#### [Instructions to follow]
Repeat the records below exactly as they appear.

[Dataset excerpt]
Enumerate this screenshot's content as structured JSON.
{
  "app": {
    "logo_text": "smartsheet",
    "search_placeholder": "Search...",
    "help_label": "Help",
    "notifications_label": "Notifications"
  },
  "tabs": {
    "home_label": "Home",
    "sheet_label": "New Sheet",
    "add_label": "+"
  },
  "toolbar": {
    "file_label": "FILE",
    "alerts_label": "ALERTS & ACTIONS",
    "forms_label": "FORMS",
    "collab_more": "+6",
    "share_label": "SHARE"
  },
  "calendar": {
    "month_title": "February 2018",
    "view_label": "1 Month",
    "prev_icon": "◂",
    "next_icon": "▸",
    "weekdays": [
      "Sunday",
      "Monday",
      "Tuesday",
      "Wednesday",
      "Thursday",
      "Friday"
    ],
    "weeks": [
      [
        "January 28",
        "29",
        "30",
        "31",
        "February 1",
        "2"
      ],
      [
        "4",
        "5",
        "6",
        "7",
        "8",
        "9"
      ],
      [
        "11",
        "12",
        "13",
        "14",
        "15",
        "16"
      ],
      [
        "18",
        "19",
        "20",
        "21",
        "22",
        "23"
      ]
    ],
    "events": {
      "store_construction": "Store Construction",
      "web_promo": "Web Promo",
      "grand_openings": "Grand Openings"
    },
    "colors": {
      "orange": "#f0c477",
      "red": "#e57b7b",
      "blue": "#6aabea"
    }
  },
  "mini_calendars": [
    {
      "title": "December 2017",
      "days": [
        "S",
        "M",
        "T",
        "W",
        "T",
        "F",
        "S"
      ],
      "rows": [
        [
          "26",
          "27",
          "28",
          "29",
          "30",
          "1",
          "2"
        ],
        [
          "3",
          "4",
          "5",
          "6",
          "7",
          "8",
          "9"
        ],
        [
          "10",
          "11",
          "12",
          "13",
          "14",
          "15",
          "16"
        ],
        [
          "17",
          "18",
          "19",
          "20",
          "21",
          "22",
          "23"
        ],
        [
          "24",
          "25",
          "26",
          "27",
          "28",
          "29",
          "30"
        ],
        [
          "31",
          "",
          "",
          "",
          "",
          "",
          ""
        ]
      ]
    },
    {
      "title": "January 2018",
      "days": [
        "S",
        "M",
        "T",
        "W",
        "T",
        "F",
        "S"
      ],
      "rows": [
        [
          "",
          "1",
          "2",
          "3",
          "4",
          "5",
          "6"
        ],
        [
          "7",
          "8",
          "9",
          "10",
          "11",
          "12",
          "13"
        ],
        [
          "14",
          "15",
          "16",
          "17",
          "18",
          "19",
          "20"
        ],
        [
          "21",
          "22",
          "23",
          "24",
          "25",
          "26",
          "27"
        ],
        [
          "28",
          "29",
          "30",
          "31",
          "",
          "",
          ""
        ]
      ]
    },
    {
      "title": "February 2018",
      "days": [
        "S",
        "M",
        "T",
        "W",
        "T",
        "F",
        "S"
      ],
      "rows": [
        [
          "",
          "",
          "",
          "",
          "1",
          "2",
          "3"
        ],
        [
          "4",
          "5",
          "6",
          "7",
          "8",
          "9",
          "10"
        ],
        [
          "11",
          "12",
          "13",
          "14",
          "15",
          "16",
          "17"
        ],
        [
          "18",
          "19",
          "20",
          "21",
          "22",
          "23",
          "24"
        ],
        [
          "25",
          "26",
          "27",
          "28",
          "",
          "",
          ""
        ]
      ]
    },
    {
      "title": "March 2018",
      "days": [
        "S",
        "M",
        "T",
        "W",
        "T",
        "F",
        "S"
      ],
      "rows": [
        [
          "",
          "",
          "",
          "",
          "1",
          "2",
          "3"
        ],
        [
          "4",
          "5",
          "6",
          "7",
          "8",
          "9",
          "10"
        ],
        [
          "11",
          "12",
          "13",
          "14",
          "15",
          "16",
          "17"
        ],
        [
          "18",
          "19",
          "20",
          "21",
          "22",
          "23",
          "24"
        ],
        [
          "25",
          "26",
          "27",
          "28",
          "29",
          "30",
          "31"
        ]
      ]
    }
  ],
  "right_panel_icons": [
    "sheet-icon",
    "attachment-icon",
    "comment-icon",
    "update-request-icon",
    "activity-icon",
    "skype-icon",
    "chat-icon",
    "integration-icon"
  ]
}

#### [Problem solution]
Enumerate this screenshot's content as structured JSON.
{
  "app": {
    "logo_text": "smartsheet",
    "search_placeholder": "Search...",
    "help_label": "Help",
    "notifications_label": "Notifications"
  },
  "tabs": {
    "home_label": "Home",
    "sheet_label": "New Sheet",
    "add_label": "+"
  },
  "toolbar": {
    "file_label": "FILE",
    "alerts_label": "ALERTS & ACTIONS",
    "forms_label": "FORMS",
    "collab_more": "+6",
    "share_label": "SHARE"
  },
  "calendar": {
    "month_title": "February 2018",
    "view_label": "1 Month",
    "prev_icon": "◂",
    "next_icon": "▸",
    "weekdays": [
      "Sunday",
      "Monday",
      "Tuesday",
      "Wednesday",
      "Thursday",
      "Friday"
    ],
    "weeks": [
      [
        "January 28",
        "29",
        "30",
        "31",
        "February 1",
        "2"
      ],
      [
        "4",
        "5",
        "6",
        "7",
        "8",
        "9"
      ],
      [
        "11",
        "12",
        "13",
        "14",
        "15",
        "16"
      ],
      [
        "18",
        "19",
        "20",
        "21",
        "22",
        "23"
      ]
    ],
    "events": {
      "store_construction": "Store Construction",
      "web_promo": "Web Promo",
      "grand_openings": "Grand Openings"
    },
    "colors": {
      "orange": "#f0c477",
      "red": "#e57b7b",
      "blue": "#6aabea"
    }
  },
  "mini_calendars": [
    {
      "title": "December 2017",
      "days": [
        "S",
        "M",
        "T",
        "W",
        "T",
        "F",
        "S"
      ],
      "rows": [
        [
          "26",
          "27",
          "28",
          "29",
          "30",
          "1",
          "2"
        ],
        [
          "3",
          "4",
          "5",
          "6",
          "7",
          "8",
          "9"
        ],
        [
          "10",
          "11",
          "12",
          "13",
          "14",
          "15",
          "16"
        ],
        [
          "17",
          "18",
          "19",
          "20",
          "21",
          "22",
          "23"
        ],
        [
          "24",
          "25",
          "26",
          "27",
          "28",
          "29",
          "30"
        ],
        [
          "31",
          "",
          "",
          "",
          "",
          "",
          ""
        ]
      ]
    },
    {
      "title": "January 2018",
      "days": [
        "S",
        "M",
        "T",
        "W",
        "T",
        "F",
        "S"
      ],
      "rows": [
        [
          "",
          "1",
          "2",
          "3",
          "4",
          "5",
          "6"
        ],
        [
          "7",
          "8",
          "9",
          "10",
          "11",
          "12",
          "13"
        ],
        [
          "14",
          "15",
          "16",
          "17",
          "18",
          "19",
          "20"
        ],
        [
          "21",
          "22",
          "23",
          "24",
          "25",
          "26",
          "27"
        ],
        [
          "28",
          "29",
          "30",
          "31",
          "",
          "",
          ""
        ]
      ]
    },
    {
      "title": "February 2018",
      "days": [
        "S",
        "M",
        "T",
        "W",
        "T",
        "F",
        "S"
      ],
      "rows": [
        [
          "",
          "",
          "",
          "",
          "1",
          "2",
          "3"
        ],
        [
          "4",
          "5",
          "6",
          "7",
          "8",
          "9",
          "10"
        ],
        [
          "11",
          "12",
          "13",
          "14",
          "15",
          "16",
          "17"
        ],
        [
          "18",
          "19",
          "20",
          "21",
          "22",
          "23",
          "24"
        ],
        [
          "25",
          "26",
          "27",
          "28",
          "",
          "",
          ""
        ]
      ]
    },
    {
      "title": "March 2018",
      "days": [
        "S",
        "M",
        "T",
        "W",
        "T",
        "F",
        "S"
      ],
      "rows": [
        [
          "",
          "",
          "",
          "",
          "1",
          "2",
          "3"
        ],
        [
          "4",
          "5",
          "6",
          "7",
          "8",
          "9",
          "10"
        ],
        [
          "11",
          "12",
          "13",
          "14",
          "15",
          "16",
          "17"
        ],
        [
          "18",
          "19",
          "20",
          "21",
          "22",
          "23",
          "24"
        ],
        [
          "25",
          "26",
          "27",
          "28",
          "29",
          "30",
          "31"
        ]
      ]
    }
  ],
  "right_panel_icons": [
    "sheet-icon",
    "attachment-icon",
    "comment-icon",
    "update-request-icon",
    "activity-icon",
    "skype-icon",
    "chat-icon",
    "integration-icon"
  ]
}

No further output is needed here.